* **Data extracted from a collection**:
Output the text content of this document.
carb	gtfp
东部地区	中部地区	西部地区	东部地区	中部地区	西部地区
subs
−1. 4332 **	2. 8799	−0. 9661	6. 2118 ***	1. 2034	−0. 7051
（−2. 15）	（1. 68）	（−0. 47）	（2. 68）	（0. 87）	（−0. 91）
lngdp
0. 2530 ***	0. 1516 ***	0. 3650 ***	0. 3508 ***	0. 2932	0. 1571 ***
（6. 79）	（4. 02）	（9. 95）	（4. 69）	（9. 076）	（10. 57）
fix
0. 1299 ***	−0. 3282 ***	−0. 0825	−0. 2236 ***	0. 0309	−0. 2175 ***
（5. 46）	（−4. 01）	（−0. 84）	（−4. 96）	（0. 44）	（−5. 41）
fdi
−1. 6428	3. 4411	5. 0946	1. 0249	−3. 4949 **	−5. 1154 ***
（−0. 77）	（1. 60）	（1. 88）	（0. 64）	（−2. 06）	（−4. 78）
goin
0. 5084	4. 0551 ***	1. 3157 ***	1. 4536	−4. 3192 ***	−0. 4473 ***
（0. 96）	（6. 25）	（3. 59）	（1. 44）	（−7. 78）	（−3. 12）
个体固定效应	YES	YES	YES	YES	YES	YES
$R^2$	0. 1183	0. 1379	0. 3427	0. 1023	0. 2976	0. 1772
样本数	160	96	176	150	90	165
* * *
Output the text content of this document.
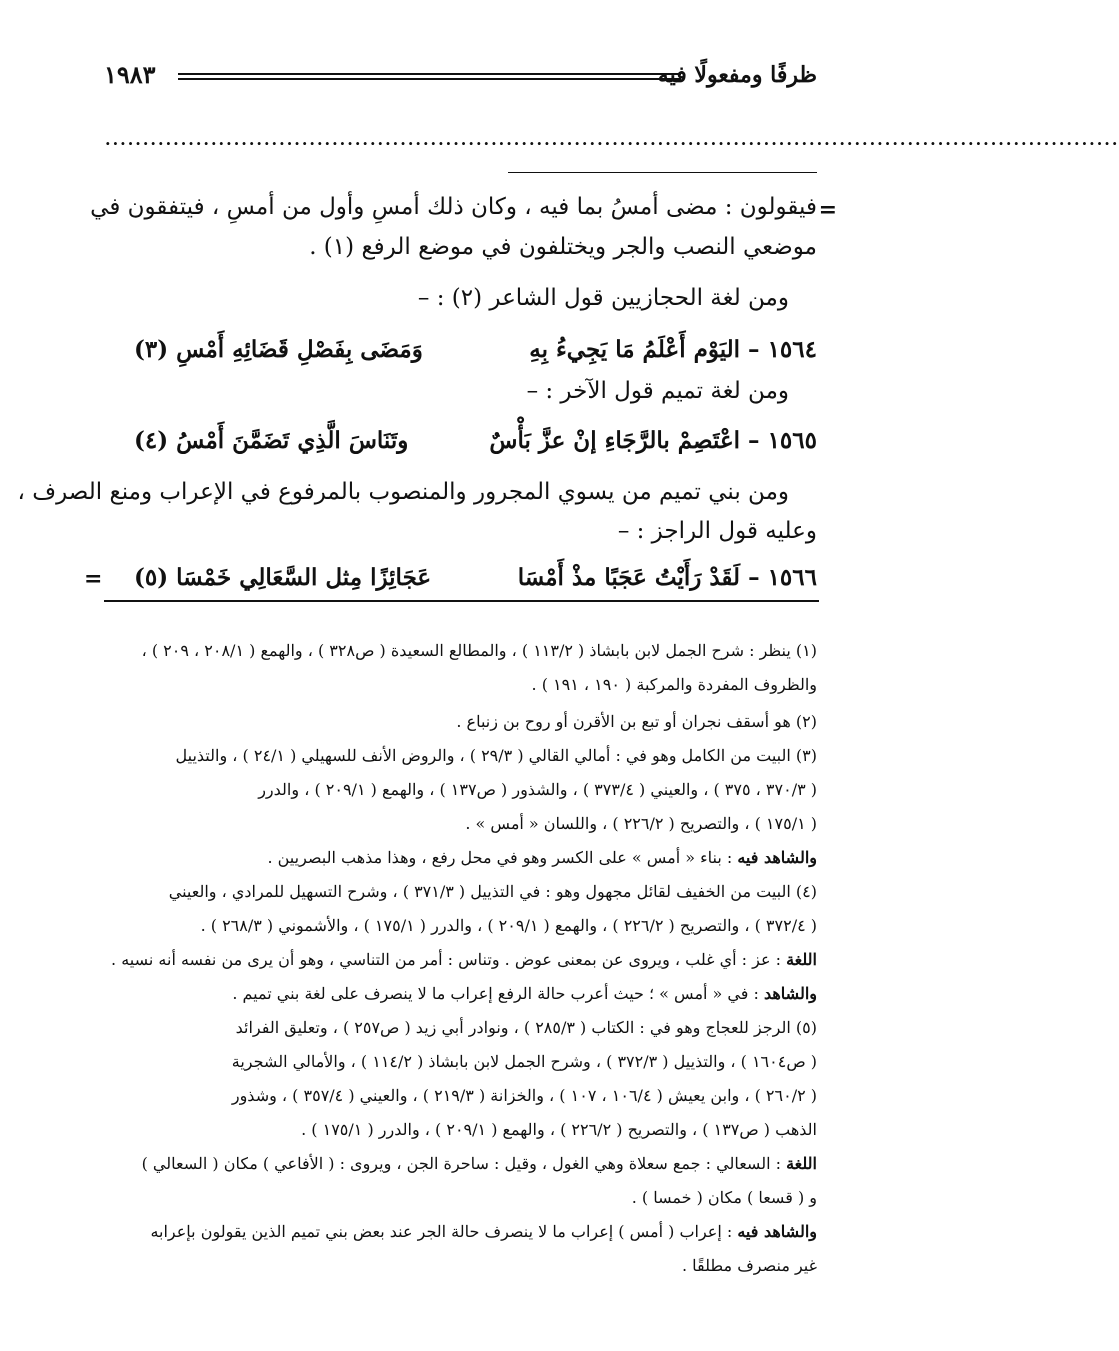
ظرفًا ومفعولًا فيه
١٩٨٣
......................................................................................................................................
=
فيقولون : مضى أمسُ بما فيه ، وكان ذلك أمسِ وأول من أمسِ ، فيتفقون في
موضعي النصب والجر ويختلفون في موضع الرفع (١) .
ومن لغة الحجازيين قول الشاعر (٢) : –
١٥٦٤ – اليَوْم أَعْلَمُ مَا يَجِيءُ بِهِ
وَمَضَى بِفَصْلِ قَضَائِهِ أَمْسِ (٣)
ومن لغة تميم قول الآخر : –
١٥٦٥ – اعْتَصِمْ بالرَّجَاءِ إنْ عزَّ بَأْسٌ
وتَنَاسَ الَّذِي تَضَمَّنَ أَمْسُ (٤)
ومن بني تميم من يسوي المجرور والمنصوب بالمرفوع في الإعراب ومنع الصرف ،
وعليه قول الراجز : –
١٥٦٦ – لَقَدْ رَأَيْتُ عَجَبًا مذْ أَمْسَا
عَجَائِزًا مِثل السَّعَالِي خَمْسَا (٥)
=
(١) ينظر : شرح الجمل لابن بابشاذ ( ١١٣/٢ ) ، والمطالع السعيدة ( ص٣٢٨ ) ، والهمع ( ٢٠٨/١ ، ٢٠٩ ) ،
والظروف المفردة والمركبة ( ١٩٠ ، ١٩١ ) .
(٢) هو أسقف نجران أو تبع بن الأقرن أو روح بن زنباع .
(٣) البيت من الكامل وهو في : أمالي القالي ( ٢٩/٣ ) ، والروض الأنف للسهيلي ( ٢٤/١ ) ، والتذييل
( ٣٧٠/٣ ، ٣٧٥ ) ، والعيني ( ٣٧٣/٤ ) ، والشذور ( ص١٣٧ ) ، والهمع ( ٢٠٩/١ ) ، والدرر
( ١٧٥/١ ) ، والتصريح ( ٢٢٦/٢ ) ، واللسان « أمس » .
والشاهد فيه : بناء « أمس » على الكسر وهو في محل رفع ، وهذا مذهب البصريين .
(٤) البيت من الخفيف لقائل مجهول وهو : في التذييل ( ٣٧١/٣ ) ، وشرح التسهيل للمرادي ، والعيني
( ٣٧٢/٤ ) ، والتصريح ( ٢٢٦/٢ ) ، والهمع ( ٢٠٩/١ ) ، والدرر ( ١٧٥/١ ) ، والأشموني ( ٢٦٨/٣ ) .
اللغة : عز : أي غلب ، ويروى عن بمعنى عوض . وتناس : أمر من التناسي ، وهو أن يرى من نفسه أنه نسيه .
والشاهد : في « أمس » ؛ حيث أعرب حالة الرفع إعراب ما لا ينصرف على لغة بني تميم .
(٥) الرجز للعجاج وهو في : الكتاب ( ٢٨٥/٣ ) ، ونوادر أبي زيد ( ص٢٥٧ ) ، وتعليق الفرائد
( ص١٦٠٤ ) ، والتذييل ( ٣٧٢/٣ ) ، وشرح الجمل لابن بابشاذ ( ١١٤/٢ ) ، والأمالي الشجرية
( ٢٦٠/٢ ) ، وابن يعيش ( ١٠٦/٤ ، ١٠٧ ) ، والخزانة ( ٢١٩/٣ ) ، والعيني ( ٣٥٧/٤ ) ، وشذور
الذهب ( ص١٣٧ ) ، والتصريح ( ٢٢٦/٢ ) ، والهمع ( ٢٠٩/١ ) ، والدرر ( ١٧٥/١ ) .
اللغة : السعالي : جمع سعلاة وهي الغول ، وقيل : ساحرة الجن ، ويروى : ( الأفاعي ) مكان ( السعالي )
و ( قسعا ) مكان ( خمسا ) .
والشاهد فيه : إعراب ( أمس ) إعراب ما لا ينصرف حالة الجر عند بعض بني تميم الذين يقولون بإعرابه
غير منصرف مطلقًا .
--
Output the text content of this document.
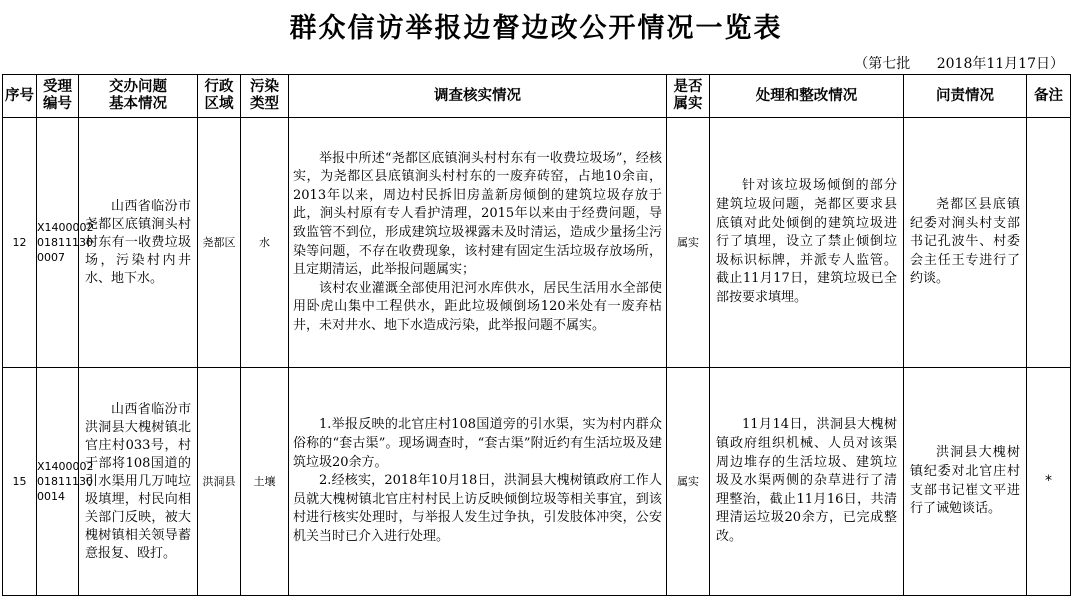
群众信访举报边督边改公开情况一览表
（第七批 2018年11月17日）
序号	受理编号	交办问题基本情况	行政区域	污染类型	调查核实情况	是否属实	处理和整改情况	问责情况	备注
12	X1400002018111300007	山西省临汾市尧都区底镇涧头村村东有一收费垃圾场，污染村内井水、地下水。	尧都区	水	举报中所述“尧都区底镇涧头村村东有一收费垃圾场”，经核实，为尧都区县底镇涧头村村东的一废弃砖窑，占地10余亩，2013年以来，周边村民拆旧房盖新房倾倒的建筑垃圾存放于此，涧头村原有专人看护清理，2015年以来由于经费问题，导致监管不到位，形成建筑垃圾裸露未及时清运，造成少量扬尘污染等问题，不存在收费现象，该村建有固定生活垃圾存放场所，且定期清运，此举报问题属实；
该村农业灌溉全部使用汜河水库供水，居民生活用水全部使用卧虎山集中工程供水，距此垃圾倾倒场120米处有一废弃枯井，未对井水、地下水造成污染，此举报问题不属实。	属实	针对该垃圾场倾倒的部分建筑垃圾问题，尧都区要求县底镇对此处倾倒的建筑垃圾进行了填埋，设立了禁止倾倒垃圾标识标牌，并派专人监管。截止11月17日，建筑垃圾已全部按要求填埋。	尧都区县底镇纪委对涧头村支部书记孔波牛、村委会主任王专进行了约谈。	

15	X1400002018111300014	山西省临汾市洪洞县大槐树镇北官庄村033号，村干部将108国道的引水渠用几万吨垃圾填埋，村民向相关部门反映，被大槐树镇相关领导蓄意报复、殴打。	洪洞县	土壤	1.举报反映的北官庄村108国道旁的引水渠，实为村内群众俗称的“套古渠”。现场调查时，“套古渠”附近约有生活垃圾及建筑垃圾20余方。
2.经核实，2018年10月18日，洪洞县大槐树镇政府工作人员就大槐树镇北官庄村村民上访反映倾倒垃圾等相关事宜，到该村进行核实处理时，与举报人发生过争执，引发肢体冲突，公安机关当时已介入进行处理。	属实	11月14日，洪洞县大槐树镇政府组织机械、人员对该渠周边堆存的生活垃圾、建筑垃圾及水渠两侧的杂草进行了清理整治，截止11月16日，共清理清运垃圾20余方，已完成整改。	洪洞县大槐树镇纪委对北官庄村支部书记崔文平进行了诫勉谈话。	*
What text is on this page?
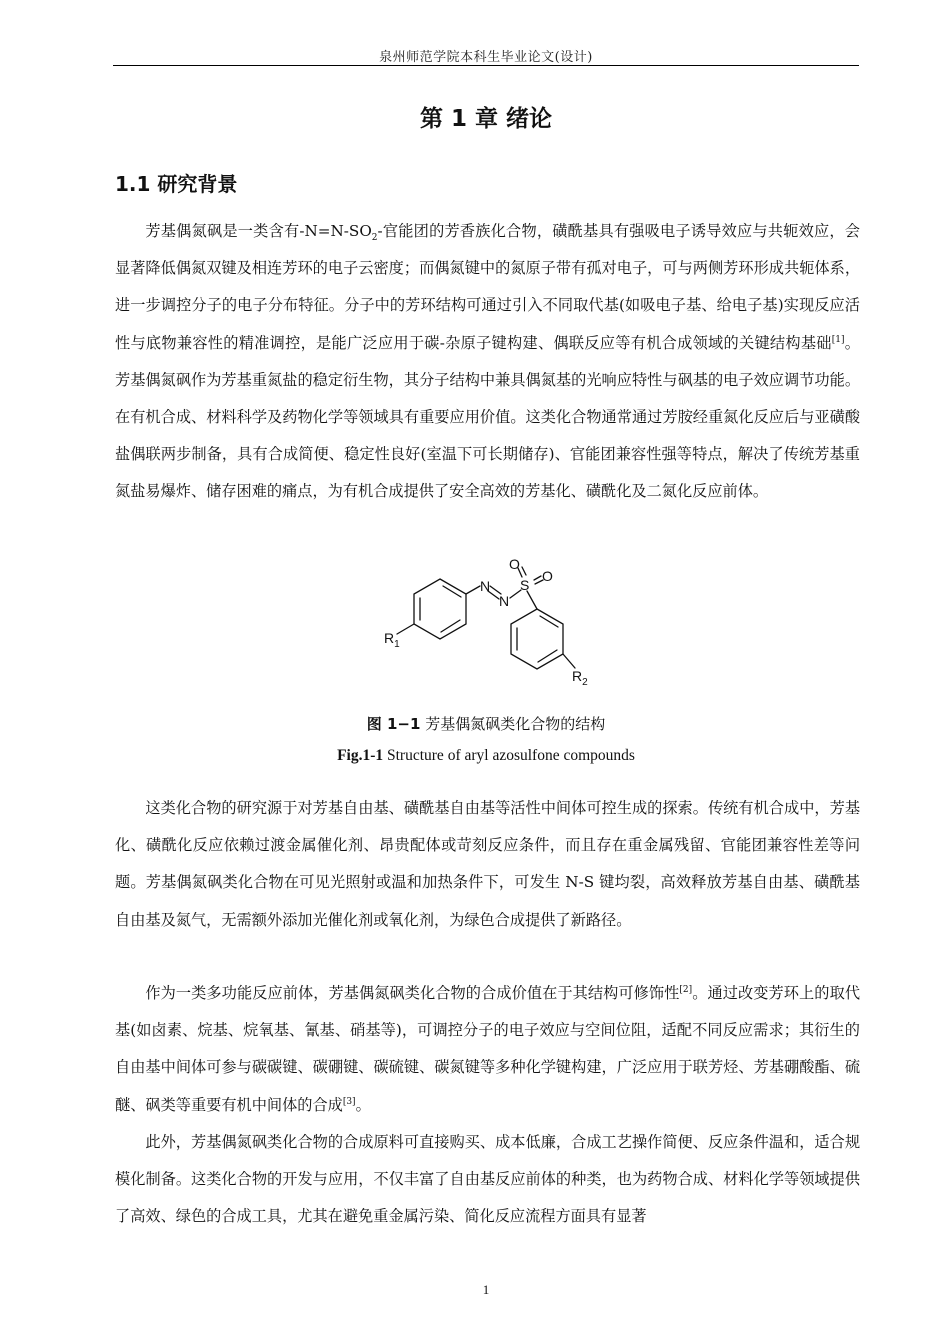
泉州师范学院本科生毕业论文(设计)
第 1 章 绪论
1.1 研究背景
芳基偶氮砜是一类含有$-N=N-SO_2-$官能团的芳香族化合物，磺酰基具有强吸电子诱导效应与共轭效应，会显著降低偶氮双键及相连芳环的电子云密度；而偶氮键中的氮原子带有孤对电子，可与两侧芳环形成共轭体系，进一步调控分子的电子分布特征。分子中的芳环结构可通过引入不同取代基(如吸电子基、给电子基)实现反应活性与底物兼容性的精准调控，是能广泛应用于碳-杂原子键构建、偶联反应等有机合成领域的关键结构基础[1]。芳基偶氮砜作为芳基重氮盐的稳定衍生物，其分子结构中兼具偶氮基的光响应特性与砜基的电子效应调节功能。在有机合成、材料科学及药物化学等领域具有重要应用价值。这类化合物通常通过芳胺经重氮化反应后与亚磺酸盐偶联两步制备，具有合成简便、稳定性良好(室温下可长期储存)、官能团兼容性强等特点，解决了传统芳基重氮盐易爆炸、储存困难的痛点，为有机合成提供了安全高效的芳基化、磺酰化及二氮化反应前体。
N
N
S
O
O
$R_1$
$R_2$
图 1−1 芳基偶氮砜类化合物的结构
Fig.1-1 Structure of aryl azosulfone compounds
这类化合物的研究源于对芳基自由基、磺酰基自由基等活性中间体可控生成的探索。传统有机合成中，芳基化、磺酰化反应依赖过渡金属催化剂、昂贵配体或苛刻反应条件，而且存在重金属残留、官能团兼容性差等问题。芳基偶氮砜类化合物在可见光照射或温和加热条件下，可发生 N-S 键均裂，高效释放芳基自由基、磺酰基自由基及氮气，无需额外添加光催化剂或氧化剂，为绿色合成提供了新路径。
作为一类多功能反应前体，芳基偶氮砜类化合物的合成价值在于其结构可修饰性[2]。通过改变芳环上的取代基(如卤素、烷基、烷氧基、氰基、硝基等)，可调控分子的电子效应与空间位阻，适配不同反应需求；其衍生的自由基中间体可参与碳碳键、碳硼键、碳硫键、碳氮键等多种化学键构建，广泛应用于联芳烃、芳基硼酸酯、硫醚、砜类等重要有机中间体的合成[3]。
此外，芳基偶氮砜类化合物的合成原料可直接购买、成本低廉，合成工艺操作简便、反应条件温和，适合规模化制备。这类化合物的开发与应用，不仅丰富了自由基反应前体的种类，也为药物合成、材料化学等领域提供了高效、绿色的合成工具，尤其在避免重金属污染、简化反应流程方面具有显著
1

* **INSTRUCTION**: Look over the listing. Pull out every line with the string "حالة" in it.

* **ANSWER TO THIS EXERCISE**:
والشاهد : في « أمس » ؛ حيث أعرب حالة الرفع إعراب ما لا ينصرف على لغة بني تميم .
والشاهد فيه : إعراب ( أمس ) إعراب ما لا ينصرف حالة الجر عند بعض بني تميم الذين يقولون بإعرابه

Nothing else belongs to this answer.